Send each entry back exactly as given, pictures excluded.

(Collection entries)
——

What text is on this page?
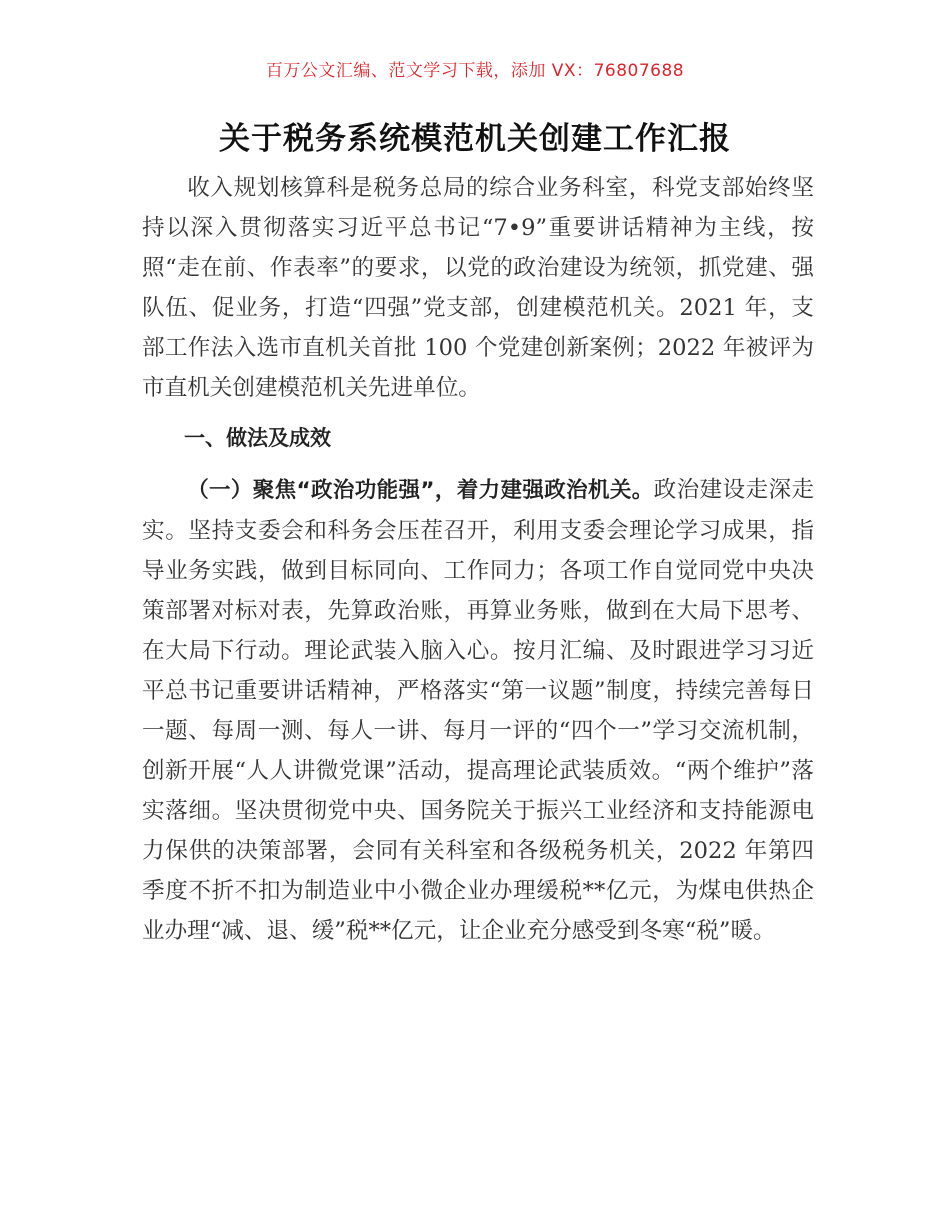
百万公文汇编、范文学习下载，添加 VX：76807688
关于税务系统模范机关创建工作汇报

收入规划核算科是税务总局的综合业务科室，科党支部始终坚持以深入贯彻落实习近平总书记“7•9”重要讲话精神为主线，按照“走在前、作表率”的要求，以党的政治建设为统领，抓党建、强队伍、促业务，打造“四强”党支部，创建模范机关。2021 年，支部工作法入选市直机关首批 100 个党建创新案例；2022 年被评为市直机关创建模范机关先进单位。

一、做法及成效

（一）聚焦“政治功能强”，着力建强政治机关。政治建设走深走实。坚持支委会和科务会压茬召开，利用支委会理论学习成果，指导业务实践，做到目标同向、工作同力；各项工作自觉同党中央决策部署对标对表，先算政治账，再算业务账，做到在大局下思考、在大局下行动。理论武装入脑入心。按月汇编、及时跟进学习习近平总书记重要讲话精神，严格落实“第一议题”制度，持续完善每日一题、每周一测、每人一讲、每月一评的“四个一”学习交流机制，创新开展“人人讲微党课”活动，提高理论武装质效。“两个维护”落实落细。坚决贯彻党中央、国务院关于振兴工业经济和支持能源电力保供的决策部署，会同有关科室和各级税务机关，2022 年第四季度不折不扣为制造业中小微企业办理缓税**亿元，为煤电供热企业办理“减、退、缓”税**亿元，让企业充分感受到冬寒“税”暖。
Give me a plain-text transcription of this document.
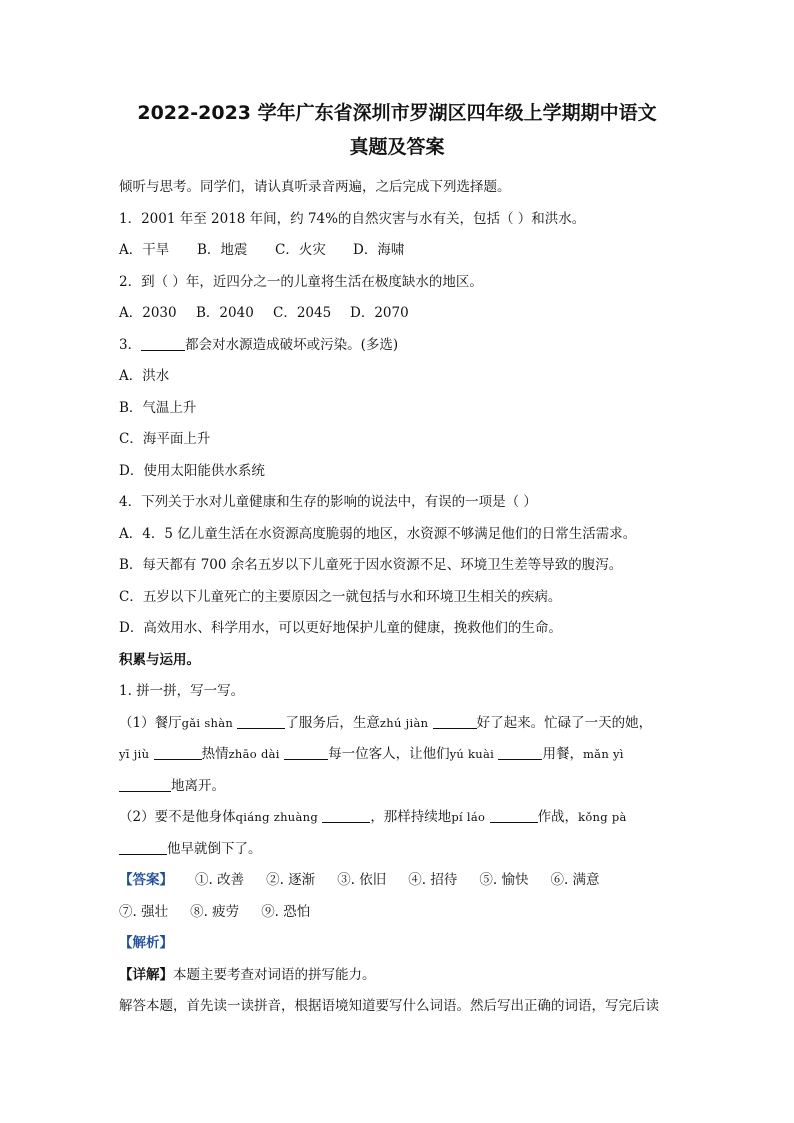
2022-2023 学年广东省深圳市罗湖区四年级上学期期中语文

真题及答案

倾听与思考。同学们，请认真听录音两遍，之后完成下列选择题。

1．2001 年至 2018 年间，约 74%的自然灾害与水有关，包括（ ）和洪水。

A．干旱 B．地震 C．火灾 D．海啸

2．到（ ）年，近四分之一的儿童将生活在极度缺水的地区。

A．2030 B．2040 C．2045 D．2070

3．	都会对水源造成破坏或污染。(多选)

A．洪水

B．气温上升

C．海平面上升

D．使用太阳能供水系统

4．下列关于水对儿童健康和生存的影响的说法中，有误的一项是（ ）

A．4．5 亿儿童生活在水资源高度脆弱的地区，水资源不够满足他们的日常生活需求。

B．每天都有 700 余名五岁以下儿童死于因水资源不足、环境卫生差等导致的腹泻。

C．五岁以下儿童死亡的主要原因之一就包括与水和环境卫生相关的疾病。

D．高效用水、科学用水，可以更好地保护儿童的健康，挽救他们的生命。

积累与运用。

1. 拼一拼，写一写。

（1）餐厅gǎi shàn	了服务后，生意zhú jiàn	好了起来。忙碌了一天的她，

yī jiù	热情zhāo dài	每一位客人，让他们yú kuài	用餐，mǎn yì

地离开。

（2）要不是他身体qiáng zhuàng	，那样持续地pí láo	作战，kǒng pà

他早就倒下了。

【答案】 ①. 改善 ②. 逐渐 ③. 依旧 ④. 招待 ⑤. 愉快 ⑥. 满意

⑦. 强壮 ⑧. 疲劳 ⑨. 恐怕

【解析】

【详解】本题主要考查对词语的拼写能力。

解答本题，首先读一读拼音，根据语境知道要写什么词语。然后写出正确的词语，写完后读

——

# The answer:
What text is on this page?
百万公文汇编、范文学习下载，添加 VX：76807688
关于税务系统模范机关创建工作汇报

收入规划核算科是税务总局的综合业务科室，科党支部始终坚持以深入贯彻落实习近平总书记“7•9”重要讲话精神为主线，按照“走在前、作表率”的要求，以党的政治建设为统领，抓党建、强队伍、促业务，打造“四强”党支部，创建模范机关。2021 年，支部工作法入选市直机关首批 100 个党建创新案例；2022 年被评为市直机关创建模范机关先进单位。

一、做法及成效

（一）聚焦“政治功能强”，着力建强政治机关。政治建设走深走实。坚持支委会和科务会压茬召开，利用支委会理论学习成果，指导业务实践，做到目标同向、工作同力；各项工作自觉同党中央决策部署对标对表，先算政治账，再算业务账，做到在大局下思考、在大局下行动。理论武装入脑入心。按月汇编、及时跟进学习习近平总书记重要讲话精神，严格落实“第一议题”制度，持续完善每日一题、每周一测、每人一讲、每月一评的“四个一”学习交流机制，创新开展“人人讲微党课”活动，提高理论武装质效。“两个维护”落实落细。坚决贯彻党中央、国务院关于振兴工业经济和支持能源电力保供的决策部署，会同有关科室和各级税务机关，2022 年第四季度不折不扣为制造业中小微企业办理缓税**亿元，为煤电供热企业办理“减、退、缓”税**亿元，让企业充分感受到冬寒“税”暖。
Give me a plain-text transcription of this document.
2022-2023 学年广东省深圳市罗湖区四年级上学期期中语文

真题及答案

倾听与思考。同学们，请认真听录音两遍，之后完成下列选择题。

1．2001 年至 2018 年间，约 74%的自然灾害与水有关，包括（ ）和洪水。

A．干旱 B．地震 C．火灾 D．海啸

2．到（ ）年，近四分之一的儿童将生活在极度缺水的地区。

A．2030 B．2040 C．2045 D．2070

3．	都会对水源造成破坏或污染。(多选)

A．洪水

B．气温上升

C．海平面上升

D．使用太阳能供水系统

4．下列关于水对儿童健康和生存的影响的说法中，有误的一项是（ ）

A．4．5 亿儿童生活在水资源高度脆弱的地区，水资源不够满足他们的日常生活需求。

B．每天都有 700 余名五岁以下儿童死于因水资源不足、环境卫生差等导致的腹泻。

C．五岁以下儿童死亡的主要原因之一就包括与水和环境卫生相关的疾病。

D．高效用水、科学用水，可以更好地保护儿童的健康，挽救他们的生命。

积累与运用。

1. 拼一拼，写一写。

（1）餐厅gǎi shàn	了服务后，生意zhú jiàn	好了起来。忙碌了一天的她，

yī jiù	热情zhāo dài	每一位客人，让他们yú kuài	用餐，mǎn yì

地离开。

（2）要不是他身体qiáng zhuàng	，那样持续地pí láo	作战，kǒng pà

他早就倒下了。

【答案】 ①. 改善 ②. 逐渐 ③. 依旧 ④. 招待 ⑤. 愉快 ⑥. 满意

⑦. 强壮 ⑧. 疲劳 ⑨. 恐怕

【解析】

【详解】本题主要考查对词语的拼写能力。

解答本题，首先读一读拼音，根据语境知道要写什么词语。然后写出正确的词语，写完后读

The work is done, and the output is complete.